**WHAT IS BEING ASKED**
Look through the entries and report how many lines include the word "Firm". Give the number alone.

Chart and figure data
>> begin
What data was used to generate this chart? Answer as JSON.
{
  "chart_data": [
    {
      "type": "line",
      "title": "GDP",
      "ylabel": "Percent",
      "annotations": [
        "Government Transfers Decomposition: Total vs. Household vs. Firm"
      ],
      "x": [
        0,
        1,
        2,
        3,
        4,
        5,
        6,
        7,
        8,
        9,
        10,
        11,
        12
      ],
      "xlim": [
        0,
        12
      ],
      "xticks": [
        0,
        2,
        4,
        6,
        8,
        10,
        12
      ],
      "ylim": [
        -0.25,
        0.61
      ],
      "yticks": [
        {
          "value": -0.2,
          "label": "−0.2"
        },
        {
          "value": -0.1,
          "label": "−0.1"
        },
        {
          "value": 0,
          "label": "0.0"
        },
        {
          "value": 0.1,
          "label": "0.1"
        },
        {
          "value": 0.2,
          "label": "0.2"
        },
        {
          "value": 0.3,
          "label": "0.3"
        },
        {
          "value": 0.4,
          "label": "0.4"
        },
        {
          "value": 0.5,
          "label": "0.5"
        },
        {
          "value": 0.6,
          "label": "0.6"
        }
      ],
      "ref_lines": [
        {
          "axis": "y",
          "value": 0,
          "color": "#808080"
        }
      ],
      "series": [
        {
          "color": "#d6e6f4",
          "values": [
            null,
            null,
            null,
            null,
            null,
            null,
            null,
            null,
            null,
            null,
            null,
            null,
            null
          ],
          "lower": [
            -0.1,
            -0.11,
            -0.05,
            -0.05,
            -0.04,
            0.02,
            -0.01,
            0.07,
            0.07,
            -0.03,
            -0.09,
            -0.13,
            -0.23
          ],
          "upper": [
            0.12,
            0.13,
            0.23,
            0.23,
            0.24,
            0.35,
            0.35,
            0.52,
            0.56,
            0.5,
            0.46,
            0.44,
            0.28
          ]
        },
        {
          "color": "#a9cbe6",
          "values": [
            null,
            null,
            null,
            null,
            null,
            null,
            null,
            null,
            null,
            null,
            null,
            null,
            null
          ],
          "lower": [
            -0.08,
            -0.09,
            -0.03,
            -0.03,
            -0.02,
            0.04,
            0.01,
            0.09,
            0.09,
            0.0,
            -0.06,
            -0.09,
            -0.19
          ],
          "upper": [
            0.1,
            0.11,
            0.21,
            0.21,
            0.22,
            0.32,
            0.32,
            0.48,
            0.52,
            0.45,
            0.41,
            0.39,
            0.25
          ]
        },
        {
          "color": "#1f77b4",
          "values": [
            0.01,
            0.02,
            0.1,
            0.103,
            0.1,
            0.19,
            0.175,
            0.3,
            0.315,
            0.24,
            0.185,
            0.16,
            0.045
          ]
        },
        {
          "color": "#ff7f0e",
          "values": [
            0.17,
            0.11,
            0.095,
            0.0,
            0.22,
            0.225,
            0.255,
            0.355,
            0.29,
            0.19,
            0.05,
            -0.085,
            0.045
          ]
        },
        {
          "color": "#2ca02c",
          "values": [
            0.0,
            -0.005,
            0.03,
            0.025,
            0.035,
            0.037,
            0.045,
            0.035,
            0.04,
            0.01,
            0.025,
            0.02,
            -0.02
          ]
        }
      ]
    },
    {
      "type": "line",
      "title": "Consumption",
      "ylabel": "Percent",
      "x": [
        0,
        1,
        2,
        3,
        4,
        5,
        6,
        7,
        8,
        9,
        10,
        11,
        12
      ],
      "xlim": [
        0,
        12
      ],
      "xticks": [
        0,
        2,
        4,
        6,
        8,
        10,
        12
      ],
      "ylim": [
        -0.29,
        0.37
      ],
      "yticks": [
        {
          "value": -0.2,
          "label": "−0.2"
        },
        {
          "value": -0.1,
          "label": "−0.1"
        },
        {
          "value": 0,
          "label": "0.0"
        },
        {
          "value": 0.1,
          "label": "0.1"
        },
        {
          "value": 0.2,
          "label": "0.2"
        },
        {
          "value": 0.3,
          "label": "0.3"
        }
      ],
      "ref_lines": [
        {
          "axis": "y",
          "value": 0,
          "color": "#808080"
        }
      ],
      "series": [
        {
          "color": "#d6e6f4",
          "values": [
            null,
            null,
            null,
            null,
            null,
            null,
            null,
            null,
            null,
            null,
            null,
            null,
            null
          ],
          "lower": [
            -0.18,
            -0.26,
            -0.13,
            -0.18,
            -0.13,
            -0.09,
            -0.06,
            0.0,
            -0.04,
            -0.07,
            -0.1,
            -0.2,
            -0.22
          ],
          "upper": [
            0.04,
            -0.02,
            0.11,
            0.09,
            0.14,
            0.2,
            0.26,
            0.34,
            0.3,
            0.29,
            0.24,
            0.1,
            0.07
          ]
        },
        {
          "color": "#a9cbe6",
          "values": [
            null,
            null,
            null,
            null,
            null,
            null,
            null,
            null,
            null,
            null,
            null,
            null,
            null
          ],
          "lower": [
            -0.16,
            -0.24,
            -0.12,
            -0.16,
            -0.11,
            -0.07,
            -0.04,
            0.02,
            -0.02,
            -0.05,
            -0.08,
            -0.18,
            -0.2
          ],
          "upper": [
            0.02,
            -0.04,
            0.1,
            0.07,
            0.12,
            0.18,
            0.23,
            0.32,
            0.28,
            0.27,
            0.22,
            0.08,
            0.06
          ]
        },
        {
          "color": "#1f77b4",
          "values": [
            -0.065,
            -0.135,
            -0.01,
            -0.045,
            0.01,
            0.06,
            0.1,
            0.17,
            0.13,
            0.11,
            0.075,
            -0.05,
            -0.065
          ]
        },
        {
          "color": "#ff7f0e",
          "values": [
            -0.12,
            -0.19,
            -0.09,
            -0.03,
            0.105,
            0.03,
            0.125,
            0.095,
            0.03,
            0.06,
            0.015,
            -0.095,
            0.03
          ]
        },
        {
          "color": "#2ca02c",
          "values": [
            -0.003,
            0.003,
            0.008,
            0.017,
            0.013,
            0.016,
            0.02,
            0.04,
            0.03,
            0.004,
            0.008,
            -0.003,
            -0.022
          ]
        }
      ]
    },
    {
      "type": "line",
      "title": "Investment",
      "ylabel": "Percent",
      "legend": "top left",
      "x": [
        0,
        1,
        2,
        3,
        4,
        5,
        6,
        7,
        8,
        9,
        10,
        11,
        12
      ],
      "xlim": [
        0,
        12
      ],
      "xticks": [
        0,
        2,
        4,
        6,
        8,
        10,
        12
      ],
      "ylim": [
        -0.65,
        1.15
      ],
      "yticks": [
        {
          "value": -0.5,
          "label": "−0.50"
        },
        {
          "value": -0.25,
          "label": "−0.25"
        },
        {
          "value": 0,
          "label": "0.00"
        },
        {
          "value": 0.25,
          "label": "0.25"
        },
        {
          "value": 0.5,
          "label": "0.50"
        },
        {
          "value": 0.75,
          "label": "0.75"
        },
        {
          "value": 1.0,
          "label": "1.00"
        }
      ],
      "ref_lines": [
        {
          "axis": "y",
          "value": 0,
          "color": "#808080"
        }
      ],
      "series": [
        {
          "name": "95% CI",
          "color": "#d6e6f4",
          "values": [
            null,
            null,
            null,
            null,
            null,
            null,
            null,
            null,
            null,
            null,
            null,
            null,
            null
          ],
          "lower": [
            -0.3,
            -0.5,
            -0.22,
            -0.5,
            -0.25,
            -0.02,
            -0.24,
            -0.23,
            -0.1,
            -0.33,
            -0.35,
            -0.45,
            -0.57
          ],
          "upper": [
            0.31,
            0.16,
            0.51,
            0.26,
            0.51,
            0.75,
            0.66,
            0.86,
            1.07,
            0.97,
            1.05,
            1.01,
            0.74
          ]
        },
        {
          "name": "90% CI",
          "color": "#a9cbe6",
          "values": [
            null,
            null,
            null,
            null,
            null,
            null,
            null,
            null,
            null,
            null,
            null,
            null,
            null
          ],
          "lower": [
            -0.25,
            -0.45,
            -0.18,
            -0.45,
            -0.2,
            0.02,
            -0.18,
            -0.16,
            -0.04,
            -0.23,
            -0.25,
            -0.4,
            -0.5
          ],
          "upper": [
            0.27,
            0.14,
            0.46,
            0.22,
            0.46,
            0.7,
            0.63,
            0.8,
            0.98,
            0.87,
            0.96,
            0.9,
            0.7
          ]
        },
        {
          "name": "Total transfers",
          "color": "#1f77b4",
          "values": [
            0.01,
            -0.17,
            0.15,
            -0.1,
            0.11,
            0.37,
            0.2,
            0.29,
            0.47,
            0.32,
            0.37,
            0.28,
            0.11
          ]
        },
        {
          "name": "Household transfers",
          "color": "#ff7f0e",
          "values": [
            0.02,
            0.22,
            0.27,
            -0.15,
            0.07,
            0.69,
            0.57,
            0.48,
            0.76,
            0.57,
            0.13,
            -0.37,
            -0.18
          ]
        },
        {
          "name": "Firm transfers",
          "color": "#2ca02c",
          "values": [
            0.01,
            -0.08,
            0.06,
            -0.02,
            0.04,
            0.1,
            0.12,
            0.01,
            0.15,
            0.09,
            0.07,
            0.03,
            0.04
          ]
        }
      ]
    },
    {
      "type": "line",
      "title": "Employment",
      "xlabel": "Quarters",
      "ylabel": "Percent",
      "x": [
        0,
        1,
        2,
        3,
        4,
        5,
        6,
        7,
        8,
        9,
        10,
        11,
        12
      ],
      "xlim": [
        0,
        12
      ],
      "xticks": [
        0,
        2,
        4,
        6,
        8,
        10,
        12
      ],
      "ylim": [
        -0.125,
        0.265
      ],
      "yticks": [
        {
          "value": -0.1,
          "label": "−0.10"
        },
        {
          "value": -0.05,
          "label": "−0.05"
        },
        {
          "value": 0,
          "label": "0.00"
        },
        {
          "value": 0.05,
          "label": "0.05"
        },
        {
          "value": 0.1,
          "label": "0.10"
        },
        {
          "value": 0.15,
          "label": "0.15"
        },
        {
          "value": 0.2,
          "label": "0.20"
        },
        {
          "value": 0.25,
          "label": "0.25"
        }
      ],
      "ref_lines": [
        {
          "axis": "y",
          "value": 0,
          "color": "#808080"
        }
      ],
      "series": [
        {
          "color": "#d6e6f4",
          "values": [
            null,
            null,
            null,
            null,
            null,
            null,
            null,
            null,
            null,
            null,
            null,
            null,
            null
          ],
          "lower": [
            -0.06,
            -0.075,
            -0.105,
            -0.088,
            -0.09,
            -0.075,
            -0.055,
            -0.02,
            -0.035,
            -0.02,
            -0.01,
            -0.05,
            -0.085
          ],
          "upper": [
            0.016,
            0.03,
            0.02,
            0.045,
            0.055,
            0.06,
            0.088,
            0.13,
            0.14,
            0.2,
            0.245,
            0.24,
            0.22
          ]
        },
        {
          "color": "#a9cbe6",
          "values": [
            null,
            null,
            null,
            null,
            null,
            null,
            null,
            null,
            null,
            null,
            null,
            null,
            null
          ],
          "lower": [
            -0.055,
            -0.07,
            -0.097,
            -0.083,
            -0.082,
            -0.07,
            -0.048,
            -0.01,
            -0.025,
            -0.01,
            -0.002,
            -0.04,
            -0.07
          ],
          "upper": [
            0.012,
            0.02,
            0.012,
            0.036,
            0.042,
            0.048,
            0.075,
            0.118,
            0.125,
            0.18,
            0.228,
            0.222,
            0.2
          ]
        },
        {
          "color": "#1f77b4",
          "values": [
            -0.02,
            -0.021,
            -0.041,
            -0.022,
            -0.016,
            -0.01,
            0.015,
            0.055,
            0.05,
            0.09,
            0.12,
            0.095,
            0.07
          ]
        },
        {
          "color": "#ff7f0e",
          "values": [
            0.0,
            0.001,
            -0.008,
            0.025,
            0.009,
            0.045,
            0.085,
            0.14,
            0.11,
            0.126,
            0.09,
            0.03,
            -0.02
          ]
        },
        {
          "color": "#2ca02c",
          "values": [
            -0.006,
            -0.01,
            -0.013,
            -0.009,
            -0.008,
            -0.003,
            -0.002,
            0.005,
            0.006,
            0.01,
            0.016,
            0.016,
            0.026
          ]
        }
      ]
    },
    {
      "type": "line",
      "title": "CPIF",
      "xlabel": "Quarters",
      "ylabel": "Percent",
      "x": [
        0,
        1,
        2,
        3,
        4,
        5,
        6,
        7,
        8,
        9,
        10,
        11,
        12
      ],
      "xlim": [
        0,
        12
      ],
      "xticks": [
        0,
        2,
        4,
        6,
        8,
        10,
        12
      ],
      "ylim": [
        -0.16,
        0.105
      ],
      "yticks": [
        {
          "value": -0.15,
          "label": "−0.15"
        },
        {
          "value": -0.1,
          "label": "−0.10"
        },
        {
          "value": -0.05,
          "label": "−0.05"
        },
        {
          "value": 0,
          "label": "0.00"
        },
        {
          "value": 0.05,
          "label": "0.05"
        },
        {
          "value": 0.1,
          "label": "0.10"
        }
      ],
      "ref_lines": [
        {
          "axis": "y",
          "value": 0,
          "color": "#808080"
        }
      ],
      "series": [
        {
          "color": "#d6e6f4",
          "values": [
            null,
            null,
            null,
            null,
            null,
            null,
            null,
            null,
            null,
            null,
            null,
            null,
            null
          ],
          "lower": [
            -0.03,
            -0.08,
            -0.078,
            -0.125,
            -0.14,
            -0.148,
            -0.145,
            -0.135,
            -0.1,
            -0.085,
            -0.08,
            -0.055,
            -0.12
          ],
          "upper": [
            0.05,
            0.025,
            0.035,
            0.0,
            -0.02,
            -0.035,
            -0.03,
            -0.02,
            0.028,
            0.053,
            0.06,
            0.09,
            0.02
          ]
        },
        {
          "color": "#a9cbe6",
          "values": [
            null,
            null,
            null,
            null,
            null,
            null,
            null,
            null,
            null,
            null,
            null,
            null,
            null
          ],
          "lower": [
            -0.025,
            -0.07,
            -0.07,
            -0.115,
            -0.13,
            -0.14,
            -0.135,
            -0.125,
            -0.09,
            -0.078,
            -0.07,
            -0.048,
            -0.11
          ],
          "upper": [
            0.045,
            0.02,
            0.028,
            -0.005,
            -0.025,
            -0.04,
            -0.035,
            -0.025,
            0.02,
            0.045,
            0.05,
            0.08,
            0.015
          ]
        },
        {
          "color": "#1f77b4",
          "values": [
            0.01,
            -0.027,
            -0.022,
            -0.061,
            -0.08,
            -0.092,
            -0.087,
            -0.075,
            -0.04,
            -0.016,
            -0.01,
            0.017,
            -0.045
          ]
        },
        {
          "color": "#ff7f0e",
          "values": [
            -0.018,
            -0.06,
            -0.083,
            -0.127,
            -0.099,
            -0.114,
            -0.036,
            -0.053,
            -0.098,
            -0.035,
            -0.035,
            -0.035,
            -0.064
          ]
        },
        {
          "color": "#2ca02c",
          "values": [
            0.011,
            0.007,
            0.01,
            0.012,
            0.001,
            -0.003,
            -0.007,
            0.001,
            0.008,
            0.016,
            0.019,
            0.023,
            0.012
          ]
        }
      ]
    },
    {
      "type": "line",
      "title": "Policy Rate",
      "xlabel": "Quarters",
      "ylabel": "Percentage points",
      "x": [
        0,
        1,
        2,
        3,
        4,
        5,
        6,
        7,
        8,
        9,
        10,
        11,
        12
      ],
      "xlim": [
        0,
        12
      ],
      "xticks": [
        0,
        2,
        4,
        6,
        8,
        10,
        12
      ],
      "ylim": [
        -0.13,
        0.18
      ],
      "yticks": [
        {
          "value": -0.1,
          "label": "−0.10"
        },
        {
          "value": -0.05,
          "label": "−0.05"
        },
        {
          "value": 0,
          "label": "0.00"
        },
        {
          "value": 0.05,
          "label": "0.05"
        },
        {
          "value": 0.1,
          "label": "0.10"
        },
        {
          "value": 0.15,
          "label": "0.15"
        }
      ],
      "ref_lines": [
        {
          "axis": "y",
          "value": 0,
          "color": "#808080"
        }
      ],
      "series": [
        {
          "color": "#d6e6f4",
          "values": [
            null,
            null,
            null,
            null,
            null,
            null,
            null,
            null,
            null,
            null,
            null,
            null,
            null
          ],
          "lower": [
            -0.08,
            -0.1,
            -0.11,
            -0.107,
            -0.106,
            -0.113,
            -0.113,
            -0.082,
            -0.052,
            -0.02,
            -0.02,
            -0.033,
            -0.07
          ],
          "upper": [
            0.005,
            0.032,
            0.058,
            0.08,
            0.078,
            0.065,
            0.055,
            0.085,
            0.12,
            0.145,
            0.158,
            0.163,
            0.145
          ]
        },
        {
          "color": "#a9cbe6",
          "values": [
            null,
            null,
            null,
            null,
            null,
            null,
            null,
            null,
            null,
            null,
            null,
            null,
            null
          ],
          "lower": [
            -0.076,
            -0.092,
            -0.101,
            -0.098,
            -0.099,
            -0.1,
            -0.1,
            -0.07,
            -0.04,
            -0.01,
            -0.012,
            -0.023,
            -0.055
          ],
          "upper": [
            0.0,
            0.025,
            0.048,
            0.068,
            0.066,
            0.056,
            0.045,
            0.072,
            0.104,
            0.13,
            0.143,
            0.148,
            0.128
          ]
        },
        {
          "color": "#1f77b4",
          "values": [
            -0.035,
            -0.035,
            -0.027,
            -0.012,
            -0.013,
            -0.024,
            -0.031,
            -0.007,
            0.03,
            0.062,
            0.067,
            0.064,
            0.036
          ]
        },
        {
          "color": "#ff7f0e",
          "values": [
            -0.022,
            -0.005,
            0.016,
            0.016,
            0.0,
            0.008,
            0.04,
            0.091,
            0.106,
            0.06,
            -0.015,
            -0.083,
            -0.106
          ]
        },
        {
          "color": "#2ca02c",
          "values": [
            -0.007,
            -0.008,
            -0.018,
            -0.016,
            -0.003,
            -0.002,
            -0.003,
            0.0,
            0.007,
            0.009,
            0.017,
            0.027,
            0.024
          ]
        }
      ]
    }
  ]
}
>> end
**RESULT FOR THIS EXERCISE**
2